▶ [What is being asked] Copy out each line that includes the word "optimization".

Start

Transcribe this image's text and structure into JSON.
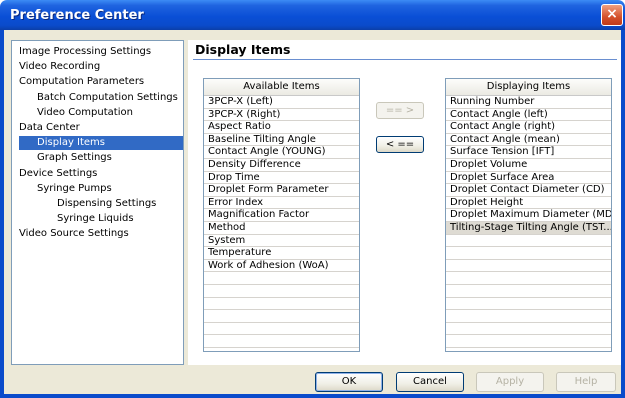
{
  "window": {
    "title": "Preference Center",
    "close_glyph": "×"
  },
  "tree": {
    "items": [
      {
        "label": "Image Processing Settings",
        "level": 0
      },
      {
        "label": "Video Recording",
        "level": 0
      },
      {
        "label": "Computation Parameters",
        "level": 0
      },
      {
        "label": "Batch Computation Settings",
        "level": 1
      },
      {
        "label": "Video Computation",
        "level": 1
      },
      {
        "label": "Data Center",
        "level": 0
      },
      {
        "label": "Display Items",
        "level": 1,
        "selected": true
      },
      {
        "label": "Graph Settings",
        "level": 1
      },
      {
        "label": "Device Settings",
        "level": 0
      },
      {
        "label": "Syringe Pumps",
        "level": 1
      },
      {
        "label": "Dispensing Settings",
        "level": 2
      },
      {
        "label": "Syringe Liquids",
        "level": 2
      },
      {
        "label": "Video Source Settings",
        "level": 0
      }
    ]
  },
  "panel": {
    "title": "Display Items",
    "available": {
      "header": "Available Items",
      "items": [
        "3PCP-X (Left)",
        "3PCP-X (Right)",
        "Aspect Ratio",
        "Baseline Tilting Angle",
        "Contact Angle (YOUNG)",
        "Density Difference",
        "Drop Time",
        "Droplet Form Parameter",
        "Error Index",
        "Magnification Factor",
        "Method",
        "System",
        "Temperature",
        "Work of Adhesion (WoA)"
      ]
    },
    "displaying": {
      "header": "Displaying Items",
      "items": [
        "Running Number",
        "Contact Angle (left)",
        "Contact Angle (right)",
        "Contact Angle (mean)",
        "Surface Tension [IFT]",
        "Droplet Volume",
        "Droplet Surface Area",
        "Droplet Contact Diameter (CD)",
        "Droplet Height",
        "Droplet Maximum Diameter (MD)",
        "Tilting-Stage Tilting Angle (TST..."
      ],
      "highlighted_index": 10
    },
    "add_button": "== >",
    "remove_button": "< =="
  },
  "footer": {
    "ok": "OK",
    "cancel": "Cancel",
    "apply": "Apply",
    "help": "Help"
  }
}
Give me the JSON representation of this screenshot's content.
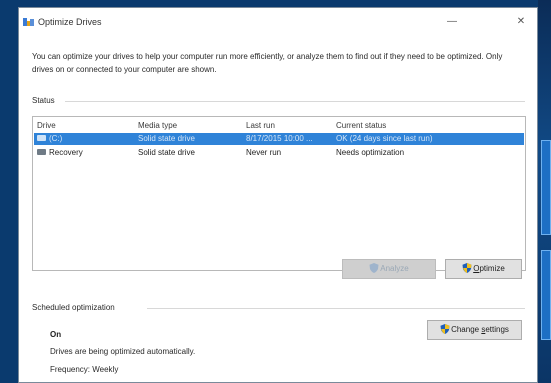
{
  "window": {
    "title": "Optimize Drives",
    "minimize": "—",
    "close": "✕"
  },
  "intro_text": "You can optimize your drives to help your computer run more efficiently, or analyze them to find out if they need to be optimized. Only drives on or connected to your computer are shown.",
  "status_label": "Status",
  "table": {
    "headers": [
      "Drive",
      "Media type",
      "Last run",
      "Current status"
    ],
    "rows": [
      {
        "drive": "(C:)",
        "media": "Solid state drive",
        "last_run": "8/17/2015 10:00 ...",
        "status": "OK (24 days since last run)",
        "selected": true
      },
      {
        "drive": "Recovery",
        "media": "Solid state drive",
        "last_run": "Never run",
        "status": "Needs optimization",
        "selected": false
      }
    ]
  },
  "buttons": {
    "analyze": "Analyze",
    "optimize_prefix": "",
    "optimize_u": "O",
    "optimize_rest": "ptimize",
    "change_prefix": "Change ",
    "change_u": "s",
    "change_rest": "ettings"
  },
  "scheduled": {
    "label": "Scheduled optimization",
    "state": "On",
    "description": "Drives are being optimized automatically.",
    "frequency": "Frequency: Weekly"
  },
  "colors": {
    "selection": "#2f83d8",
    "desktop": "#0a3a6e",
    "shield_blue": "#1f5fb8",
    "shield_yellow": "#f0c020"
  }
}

End

▶ [Task answer]
        "status": "Needs optimization",
    "label": "Scheduled optimization",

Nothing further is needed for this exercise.